All lines below must be repeated exactly, with the pictures omitted.
— START —
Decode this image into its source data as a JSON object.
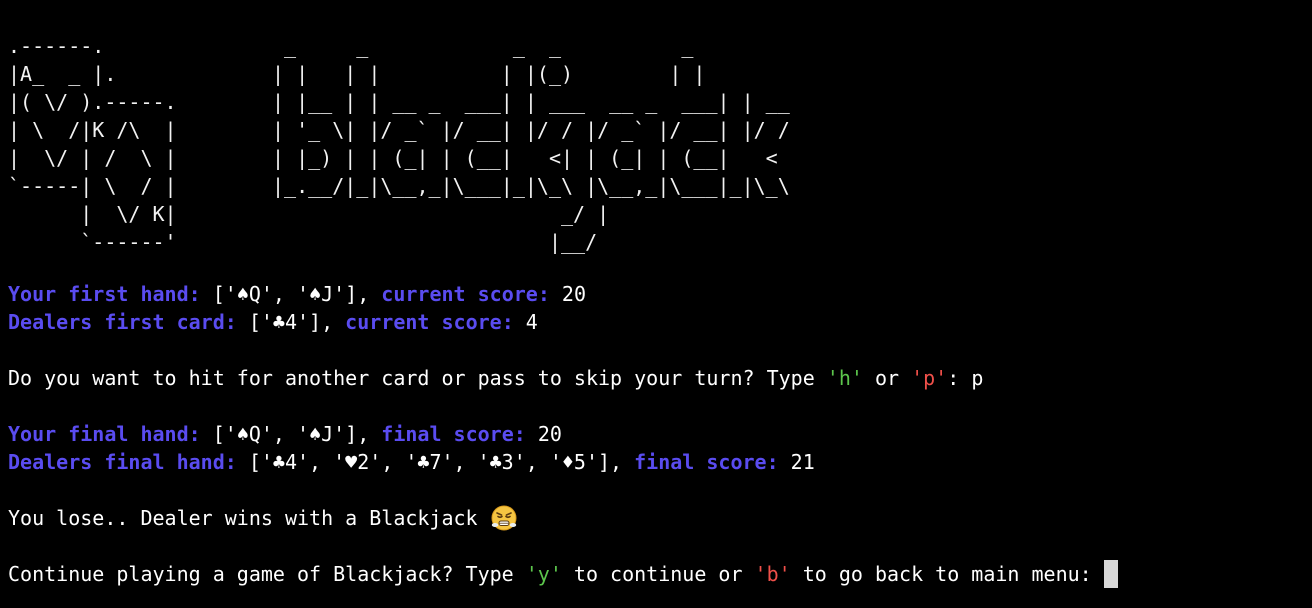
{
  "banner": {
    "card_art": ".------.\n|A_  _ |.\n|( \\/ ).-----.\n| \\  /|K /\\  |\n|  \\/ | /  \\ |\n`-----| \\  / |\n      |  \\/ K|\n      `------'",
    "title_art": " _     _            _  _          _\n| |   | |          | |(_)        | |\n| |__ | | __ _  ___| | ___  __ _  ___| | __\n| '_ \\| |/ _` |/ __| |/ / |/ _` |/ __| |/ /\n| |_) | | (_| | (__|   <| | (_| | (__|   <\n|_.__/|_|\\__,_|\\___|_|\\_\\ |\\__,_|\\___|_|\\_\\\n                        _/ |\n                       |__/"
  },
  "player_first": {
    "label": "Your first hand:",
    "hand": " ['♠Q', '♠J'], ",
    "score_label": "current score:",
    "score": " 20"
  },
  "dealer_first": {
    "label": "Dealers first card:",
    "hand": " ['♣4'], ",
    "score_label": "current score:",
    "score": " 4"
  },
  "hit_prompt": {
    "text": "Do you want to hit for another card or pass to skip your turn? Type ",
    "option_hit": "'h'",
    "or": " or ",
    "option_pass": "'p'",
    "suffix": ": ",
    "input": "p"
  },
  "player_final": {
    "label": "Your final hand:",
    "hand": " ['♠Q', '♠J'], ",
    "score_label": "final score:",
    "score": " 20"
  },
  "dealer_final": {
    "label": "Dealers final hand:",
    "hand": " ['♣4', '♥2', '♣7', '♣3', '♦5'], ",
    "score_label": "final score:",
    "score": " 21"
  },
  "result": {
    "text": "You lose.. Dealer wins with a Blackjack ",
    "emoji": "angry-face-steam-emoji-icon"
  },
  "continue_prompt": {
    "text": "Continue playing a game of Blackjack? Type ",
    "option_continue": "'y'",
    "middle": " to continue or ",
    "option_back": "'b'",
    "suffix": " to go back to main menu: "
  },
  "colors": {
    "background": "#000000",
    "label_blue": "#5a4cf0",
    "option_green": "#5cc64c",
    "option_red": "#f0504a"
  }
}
— END —
§ Reply
Decode this image into its source data as a JSON object.
{
  "banner": {
    "card_art": ".------.\n|A_  _ |.\n|( \\/ ).-----.\n| \\  /|K /\\  |\n|  \\/ | /  \\ |\n`-----| \\  / |\n      |  \\/ K|\n      `------'",
    "title_art": " _     _            _  _          _\n| |   | |          | |(_)        | |\n| |__ | | __ _  ___| | ___  __ _  ___| | __\n| '_ \\| |/ _` |/ __| |/ / |/ _` |/ __| |/ /\n| |_) | | (_| | (__|   <| | (_| | (__|   <\n|_.__/|_|\\__,_|\\___|_|\\_\\ |\\__,_|\\___|_|\\_\\\n                        _/ |\n                       |__/"
  },
  "player_first": {
    "label": "Your first hand:",
    "hand": " ['♠Q', '♠J'], ",
    "score_label": "current score:",
    "score": " 20"
  },
  "dealer_first": {
    "label": "Dealers first card:",
    "hand": " ['♣4'], ",
    "score_label": "current score:",
    "score": " 4"
  },
  "hit_prompt": {
    "text": "Do you want to hit for another card or pass to skip your turn? Type ",
    "option_hit": "'h'",
    "or": " or ",
    "option_pass": "'p'",
    "suffix": ": ",
    "input": "p"
  },
  "player_final": {
    "label": "Your final hand:",
    "hand": " ['♠Q', '♠J'], ",
    "score_label": "final score:",
    "score": " 20"
  },
  "dealer_final": {
    "label": "Dealers final hand:",
    "hand": " ['♣4', '♥2', '♣7', '♣3', '♦5'], ",
    "score_label": "final score:",
    "score": " 21"
  },
  "result": {
    "text": "You lose.. Dealer wins with a Blackjack ",
    "emoji": "angry-face-steam-emoji-icon"
  },
  "continue_prompt": {
    "text": "Continue playing a game of Blackjack? Type ",
    "option_continue": "'y'",
    "middle": " to continue or ",
    "option_back": "'b'",
    "suffix": " to go back to main menu: "
  },
  "colors": {
    "background": "#000000",
    "label_blue": "#5a4cf0",
    "option_green": "#5cc64c",
    "option_red": "#f0504a"
  }
}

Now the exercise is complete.